**STATED GOAL**
Can you turn the listing lines, from the line with "266, 568, 341]" up to and including the line with "207, 541, 227]", into a numbered list, leaving out any blank lines?

Layout element annotations:
------------------------------------------------------------------------

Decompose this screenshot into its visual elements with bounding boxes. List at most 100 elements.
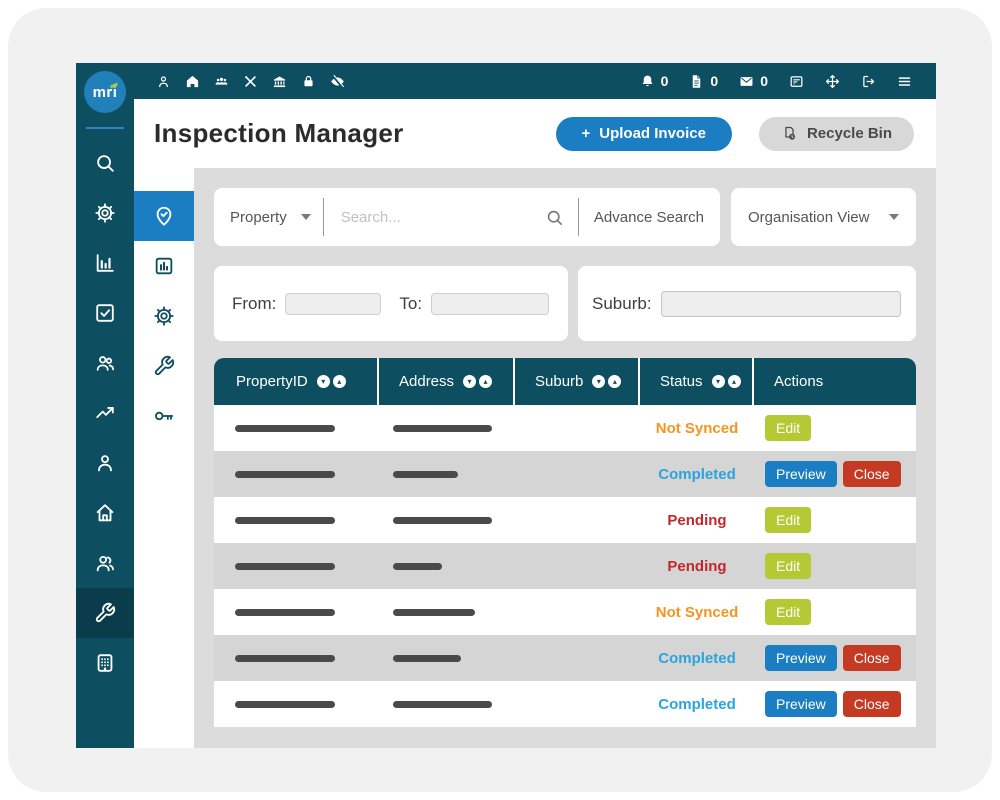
date-range-filter-card: From: To:	[214, 266, 568, 341]
sidebar-item-search[interactable]	[76, 138, 134, 188]
advance-search-link[interactable]: Advance Search	[593, 208, 704, 226]
search-input[interactable]	[338, 207, 541, 227]
close-button[interactable]: Close	[842, 461, 901, 487]
cell-propertyid	[214, 470, 379, 478]
preview-button[interactable]: Preview	[765, 461, 837, 487]
edit-button[interactable]: Edit	[765, 415, 812, 441]
subsidebar-item-chart-square[interactable]	[134, 241, 194, 291]
suburb-input[interactable]	[660, 290, 901, 317]
propertyid-placeholder-bar	[235, 516, 335, 524]
status-badge: Completed	[658, 695, 736, 713]
recycle-bin-button[interactable]: Recycle Bin	[758, 116, 914, 151]
sort-controls: ▾ ▴	[463, 375, 493, 388]
sidebar-nav	[76, 138, 134, 688]
cell-address	[379, 700, 515, 708]
sort-ascending-icon[interactable]: ▴	[479, 375, 493, 388]
user-icon[interactable]	[156, 74, 171, 89]
address-placeholder-bar	[393, 654, 461, 662]
tools-icon[interactable]	[243, 74, 258, 89]
search-icon	[94, 152, 116, 174]
search-category-label: Property	[230, 208, 287, 226]
status-badge: Pending	[667, 511, 727, 529]
inspections-table: PropertyID ▾ ▴ Address ▾ ▴ Suburb ▾ ▴ Status ▾ ▴ Act…	[214, 358, 916, 727]
propertyid-placeholder-bar	[235, 700, 335, 708]
to-input[interactable]	[431, 292, 550, 315]
bank-icon[interactable]	[272, 74, 287, 89]
menu-icon[interactable]	[897, 74, 912, 89]
cell-actions: Preview Close	[754, 645, 916, 671]
file-counter[interactable]: 0	[689, 73, 718, 89]
mri-logo[interactable]: mri	[84, 71, 126, 113]
cell-address	[379, 608, 515, 616]
edit-button[interactable]: Edit	[765, 599, 812, 625]
search-category-dropdown[interactable]: Property	[230, 209, 323, 226]
gear-icon	[94, 202, 116, 224]
search-icon[interactable]	[545, 208, 564, 227]
from-input[interactable]	[285, 292, 382, 315]
eye-off-icon[interactable]	[330, 74, 345, 89]
sidebar-item-bar-chart[interactable]	[76, 238, 134, 288]
search-bar-card: Property Advance Search	[214, 188, 720, 246]
subsidebar-item-gear[interactable]	[134, 291, 194, 341]
table-row: Not Synced Edit	[214, 405, 916, 451]
bell-counter[interactable]: 0	[640, 73, 668, 89]
cell-status: Completed	[640, 696, 754, 713]
preview-button[interactable]: Preview	[765, 645, 837, 671]
column-header-address[interactable]: Address ▾ ▴	[379, 358, 515, 405]
sidebar-item-wrench[interactable]	[76, 588, 134, 638]
close-button[interactable]: Close	[842, 645, 901, 671]
sidebar-item-building[interactable]	[76, 638, 134, 688]
sort-descending-icon[interactable]: ▾	[592, 375, 606, 388]
team-icon[interactable]	[214, 74, 229, 89]
lock-icon[interactable]	[301, 74, 316, 89]
edit-button[interactable]: Edit	[765, 553, 812, 579]
move-icon[interactable]	[825, 74, 840, 89]
people-icon	[94, 552, 116, 574]
counter-value: 0	[710, 73, 719, 89]
cell-propertyid	[214, 516, 379, 524]
divider	[577, 198, 579, 236]
sidebar-item-trend-up[interactable]	[76, 388, 134, 438]
column-header-status[interactable]: Status ▾ ▴	[640, 358, 754, 405]
column-header-suburb[interactable]: Suburb ▾ ▴	[515, 358, 640, 405]
preview-button[interactable]: Preview	[765, 691, 837, 717]
home-icon[interactable]	[185, 74, 200, 89]
topbar-right-icons: 0 0 0	[640, 73, 936, 89]
sidebar-item-home-outline[interactable]	[76, 488, 134, 538]
mail-counter[interactable]: 0	[739, 73, 768, 89]
status-badge: Completed	[658, 649, 736, 667]
table-row: Completed Preview Close	[214, 451, 916, 497]
sidebar-divider	[86, 127, 124, 129]
column-header-propertyid[interactable]: PropertyID ▾ ▴	[214, 358, 379, 405]
subsidebar-item-wrench[interactable]	[134, 341, 194, 391]
cell-actions: Preview Close	[754, 691, 916, 717]
from-label: From:	[232, 293, 277, 313]
upload-invoice-button[interactable]: + Upload Invoice	[555, 116, 732, 151]
topbar-left-icons	[134, 74, 345, 89]
sidebar-item-check-square[interactable]	[76, 288, 134, 338]
gear-icon	[153, 305, 175, 327]
subsidebar-item-key[interactable]	[134, 391, 194, 441]
chart-square-icon	[153, 255, 175, 277]
sidebar-item-gear[interactable]	[76, 188, 134, 238]
sidebar-item-users[interactable]	[76, 338, 134, 388]
sidebar-item-person[interactable]	[76, 438, 134, 488]
sort-descending-icon[interactable]: ▾	[711, 375, 725, 388]
sort-descending-icon[interactable]: ▾	[463, 375, 477, 388]
sort-controls: ▾ ▴	[592, 375, 622, 388]
id-card-icon[interactable]	[789, 74, 804, 89]
mail-icon	[739, 74, 754, 89]
sort-descending-icon[interactable]: ▾	[316, 375, 330, 388]
organisation-view-dropdown[interactable]: Organisation View	[731, 188, 916, 246]
cell-address	[379, 516, 515, 524]
subsidebar-item-pin-check[interactable]	[134, 191, 194, 241]
sort-ascending-icon[interactable]: ▴	[332, 375, 346, 388]
sort-ascending-icon[interactable]: ▴	[727, 375, 741, 388]
secondary-sidebar	[134, 168, 194, 748]
sidebar-item-people[interactable]	[76, 538, 134, 588]
sort-ascending-icon[interactable]: ▴	[608, 375, 622, 388]
logout-icon[interactable]	[861, 74, 876, 89]
table-header-row: PropertyID ▾ ▴ Address ▾ ▴ Suburb ▾ ▴ Status ▾ ▴ Act…	[214, 358, 916, 405]
close-button[interactable]: Close	[842, 691, 901, 717]
edit-button[interactable]: Edit	[765, 507, 812, 533]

------------------------------------------------------------------------

**SOLUTION TO THIS EXERCISE**
1. date-range-filter-card: From: To:	[214, 266, 568, 341]
2. sidebar-item-search[interactable]	[76, 138, 134, 188]
3. advance-search-link[interactable]: Advance Search	[593, 208, 704, 226]
4. search-input[interactable]	[338, 207, 541, 227]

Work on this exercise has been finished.